Information shown:
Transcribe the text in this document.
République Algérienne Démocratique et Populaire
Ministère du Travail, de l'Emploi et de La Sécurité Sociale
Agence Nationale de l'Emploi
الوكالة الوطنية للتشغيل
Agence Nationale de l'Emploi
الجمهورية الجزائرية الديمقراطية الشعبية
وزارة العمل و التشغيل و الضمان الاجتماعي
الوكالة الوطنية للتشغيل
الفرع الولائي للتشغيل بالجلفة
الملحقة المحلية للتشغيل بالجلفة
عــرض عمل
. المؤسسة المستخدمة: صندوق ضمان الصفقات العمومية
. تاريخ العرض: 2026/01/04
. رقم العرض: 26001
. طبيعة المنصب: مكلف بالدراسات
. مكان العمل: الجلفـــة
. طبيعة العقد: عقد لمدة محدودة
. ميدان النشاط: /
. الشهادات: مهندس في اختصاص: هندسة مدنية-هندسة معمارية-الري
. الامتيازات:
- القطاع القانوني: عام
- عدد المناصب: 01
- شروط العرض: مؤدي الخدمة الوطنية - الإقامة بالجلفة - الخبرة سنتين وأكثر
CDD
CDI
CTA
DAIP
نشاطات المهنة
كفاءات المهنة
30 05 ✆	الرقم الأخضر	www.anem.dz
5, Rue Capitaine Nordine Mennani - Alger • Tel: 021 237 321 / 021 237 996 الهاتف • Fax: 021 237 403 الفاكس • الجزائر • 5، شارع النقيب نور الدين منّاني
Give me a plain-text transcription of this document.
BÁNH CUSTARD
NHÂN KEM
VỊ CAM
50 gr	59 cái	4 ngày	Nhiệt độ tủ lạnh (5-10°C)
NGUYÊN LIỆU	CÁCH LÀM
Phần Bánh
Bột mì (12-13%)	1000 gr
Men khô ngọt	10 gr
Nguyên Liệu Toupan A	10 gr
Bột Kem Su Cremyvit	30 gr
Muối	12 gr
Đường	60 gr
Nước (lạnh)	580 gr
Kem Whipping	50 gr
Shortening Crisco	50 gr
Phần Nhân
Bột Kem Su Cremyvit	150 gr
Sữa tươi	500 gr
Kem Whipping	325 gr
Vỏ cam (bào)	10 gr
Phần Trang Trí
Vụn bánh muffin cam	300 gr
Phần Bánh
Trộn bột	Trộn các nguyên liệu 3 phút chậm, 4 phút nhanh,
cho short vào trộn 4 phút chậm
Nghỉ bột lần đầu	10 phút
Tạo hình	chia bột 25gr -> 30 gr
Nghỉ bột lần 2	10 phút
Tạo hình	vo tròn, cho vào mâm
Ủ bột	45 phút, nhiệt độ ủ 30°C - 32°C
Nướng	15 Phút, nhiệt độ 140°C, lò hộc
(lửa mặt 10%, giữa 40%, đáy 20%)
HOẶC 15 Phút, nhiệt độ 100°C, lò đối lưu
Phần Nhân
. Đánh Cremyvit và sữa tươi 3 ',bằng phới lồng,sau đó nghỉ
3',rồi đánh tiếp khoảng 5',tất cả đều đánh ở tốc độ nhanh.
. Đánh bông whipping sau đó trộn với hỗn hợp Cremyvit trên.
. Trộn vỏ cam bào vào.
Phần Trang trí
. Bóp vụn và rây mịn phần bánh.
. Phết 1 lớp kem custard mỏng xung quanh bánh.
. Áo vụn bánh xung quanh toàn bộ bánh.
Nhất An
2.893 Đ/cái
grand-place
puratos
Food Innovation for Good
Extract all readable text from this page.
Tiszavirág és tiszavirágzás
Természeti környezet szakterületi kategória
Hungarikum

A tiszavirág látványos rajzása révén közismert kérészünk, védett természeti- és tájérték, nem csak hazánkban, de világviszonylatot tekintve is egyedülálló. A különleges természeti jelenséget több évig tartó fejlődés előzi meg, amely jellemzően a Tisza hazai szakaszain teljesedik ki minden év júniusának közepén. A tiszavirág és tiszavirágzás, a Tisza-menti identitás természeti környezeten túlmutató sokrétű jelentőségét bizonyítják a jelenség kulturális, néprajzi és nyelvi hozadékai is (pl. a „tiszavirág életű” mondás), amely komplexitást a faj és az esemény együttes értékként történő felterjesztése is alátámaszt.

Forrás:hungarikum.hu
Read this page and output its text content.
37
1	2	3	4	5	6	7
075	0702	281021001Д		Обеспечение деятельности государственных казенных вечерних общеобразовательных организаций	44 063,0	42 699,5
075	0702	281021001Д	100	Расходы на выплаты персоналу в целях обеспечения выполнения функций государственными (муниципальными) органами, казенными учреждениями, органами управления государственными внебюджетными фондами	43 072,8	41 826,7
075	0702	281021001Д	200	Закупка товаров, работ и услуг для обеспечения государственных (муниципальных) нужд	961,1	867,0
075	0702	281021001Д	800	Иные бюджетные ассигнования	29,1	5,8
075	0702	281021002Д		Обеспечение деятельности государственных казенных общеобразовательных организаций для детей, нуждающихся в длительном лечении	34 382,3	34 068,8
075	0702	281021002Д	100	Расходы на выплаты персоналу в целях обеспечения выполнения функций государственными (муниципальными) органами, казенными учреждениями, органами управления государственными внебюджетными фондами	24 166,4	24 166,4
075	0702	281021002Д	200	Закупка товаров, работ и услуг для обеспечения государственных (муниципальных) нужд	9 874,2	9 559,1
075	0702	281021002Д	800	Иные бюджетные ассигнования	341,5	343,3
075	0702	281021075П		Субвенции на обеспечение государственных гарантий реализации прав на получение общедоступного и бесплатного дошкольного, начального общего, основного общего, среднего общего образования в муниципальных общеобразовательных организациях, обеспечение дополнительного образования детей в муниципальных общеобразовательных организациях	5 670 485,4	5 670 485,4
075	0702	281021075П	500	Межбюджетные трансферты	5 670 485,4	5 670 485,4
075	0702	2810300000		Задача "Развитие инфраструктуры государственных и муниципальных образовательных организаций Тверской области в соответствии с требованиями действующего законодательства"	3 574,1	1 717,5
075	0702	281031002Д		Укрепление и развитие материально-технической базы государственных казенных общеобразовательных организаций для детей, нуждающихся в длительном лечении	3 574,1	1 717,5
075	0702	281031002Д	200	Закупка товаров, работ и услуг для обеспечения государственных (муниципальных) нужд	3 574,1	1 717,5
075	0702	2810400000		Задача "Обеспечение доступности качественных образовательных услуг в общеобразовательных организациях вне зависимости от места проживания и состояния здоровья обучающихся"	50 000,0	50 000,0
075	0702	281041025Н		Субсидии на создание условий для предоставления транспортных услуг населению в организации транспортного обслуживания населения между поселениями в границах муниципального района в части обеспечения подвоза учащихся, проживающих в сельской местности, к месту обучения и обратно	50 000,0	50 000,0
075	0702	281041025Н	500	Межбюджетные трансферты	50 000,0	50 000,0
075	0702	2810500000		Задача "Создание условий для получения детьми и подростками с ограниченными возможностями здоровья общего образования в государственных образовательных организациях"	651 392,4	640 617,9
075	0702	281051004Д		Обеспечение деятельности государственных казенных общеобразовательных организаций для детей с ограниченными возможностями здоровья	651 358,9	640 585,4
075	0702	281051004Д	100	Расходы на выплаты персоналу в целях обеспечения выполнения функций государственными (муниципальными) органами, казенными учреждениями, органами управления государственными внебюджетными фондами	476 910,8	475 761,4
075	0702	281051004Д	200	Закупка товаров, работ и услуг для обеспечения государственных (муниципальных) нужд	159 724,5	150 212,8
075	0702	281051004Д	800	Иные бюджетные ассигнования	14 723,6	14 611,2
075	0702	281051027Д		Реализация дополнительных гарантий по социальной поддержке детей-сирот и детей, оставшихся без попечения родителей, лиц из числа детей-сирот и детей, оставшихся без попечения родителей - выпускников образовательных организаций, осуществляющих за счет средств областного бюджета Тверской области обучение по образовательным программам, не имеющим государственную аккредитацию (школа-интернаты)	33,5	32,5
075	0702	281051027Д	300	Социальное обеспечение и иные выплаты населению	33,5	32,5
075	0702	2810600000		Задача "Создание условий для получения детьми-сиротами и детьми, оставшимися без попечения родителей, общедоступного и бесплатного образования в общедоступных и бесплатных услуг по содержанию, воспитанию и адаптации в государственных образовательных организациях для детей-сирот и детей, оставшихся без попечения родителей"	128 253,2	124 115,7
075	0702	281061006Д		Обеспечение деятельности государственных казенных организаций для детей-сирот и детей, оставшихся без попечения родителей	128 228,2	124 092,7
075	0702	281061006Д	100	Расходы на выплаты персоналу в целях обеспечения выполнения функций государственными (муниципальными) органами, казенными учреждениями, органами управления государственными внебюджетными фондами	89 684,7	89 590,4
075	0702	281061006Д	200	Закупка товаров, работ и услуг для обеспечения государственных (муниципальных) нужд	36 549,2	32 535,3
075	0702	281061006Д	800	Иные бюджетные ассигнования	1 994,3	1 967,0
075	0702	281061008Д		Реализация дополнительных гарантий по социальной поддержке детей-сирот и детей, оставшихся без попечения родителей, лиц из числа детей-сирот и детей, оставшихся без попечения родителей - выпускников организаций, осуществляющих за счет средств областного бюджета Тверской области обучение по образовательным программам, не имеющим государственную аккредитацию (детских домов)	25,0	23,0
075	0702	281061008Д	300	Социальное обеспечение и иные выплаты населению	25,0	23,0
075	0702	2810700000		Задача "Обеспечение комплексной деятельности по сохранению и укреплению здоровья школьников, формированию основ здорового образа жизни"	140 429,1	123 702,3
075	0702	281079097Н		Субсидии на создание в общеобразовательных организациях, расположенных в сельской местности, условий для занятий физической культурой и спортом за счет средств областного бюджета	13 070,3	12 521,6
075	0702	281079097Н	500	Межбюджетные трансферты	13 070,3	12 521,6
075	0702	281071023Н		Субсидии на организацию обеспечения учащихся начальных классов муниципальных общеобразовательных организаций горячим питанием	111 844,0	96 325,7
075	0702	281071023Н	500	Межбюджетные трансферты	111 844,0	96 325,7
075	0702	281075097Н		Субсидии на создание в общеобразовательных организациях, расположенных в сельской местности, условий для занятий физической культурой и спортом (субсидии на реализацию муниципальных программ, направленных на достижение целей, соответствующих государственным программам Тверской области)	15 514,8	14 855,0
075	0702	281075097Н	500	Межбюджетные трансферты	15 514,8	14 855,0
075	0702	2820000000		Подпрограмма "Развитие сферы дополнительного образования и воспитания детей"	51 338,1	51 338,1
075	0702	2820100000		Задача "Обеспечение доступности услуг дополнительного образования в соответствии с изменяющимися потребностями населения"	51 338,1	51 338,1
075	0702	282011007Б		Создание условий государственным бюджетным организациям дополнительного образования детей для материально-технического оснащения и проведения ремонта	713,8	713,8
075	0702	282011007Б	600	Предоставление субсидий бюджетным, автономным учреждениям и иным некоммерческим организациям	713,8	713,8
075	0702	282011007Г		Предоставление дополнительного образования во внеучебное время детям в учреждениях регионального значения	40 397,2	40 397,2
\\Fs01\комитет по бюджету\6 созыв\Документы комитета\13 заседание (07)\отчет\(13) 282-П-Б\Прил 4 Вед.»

What is needed: Copy out every line of the listing that contains the string "Субсидии".

Correct answer:
075	0702	281041025Н		Субсидии на создание условий для предоставления транспортных услуг населению в организации транспортного обслуживания населения между поселениями в границах муниципального района в части обеспечения подвоза учащихся, проживающих в сельской местности, к месту обучения и обратно	50 000,0	50 000,0
075	0702	281079097Н		Субсидии на создание в общеобразовательных организациях, расположенных в сельской местности, условий для занятий физической культурой и спортом за счет средств областного бюджета	13 070,3	12 521,6
075	0702	281071023Н		Субсидии на организацию обеспечения учащихся начальных классов муниципальных общеобразовательных организаций горячим питанием	111 844,0	96 325,7
075	0702	281075097Н		Субсидии на создание в общеобразовательных организациях, расположенных в сельской местности, условий для занятий физической культурой и спортом (субсидии на реализацию муниципальных программ, направленных на достижение целей, соответствующих государственным программам Тверской области)	15 514,8	14 855,0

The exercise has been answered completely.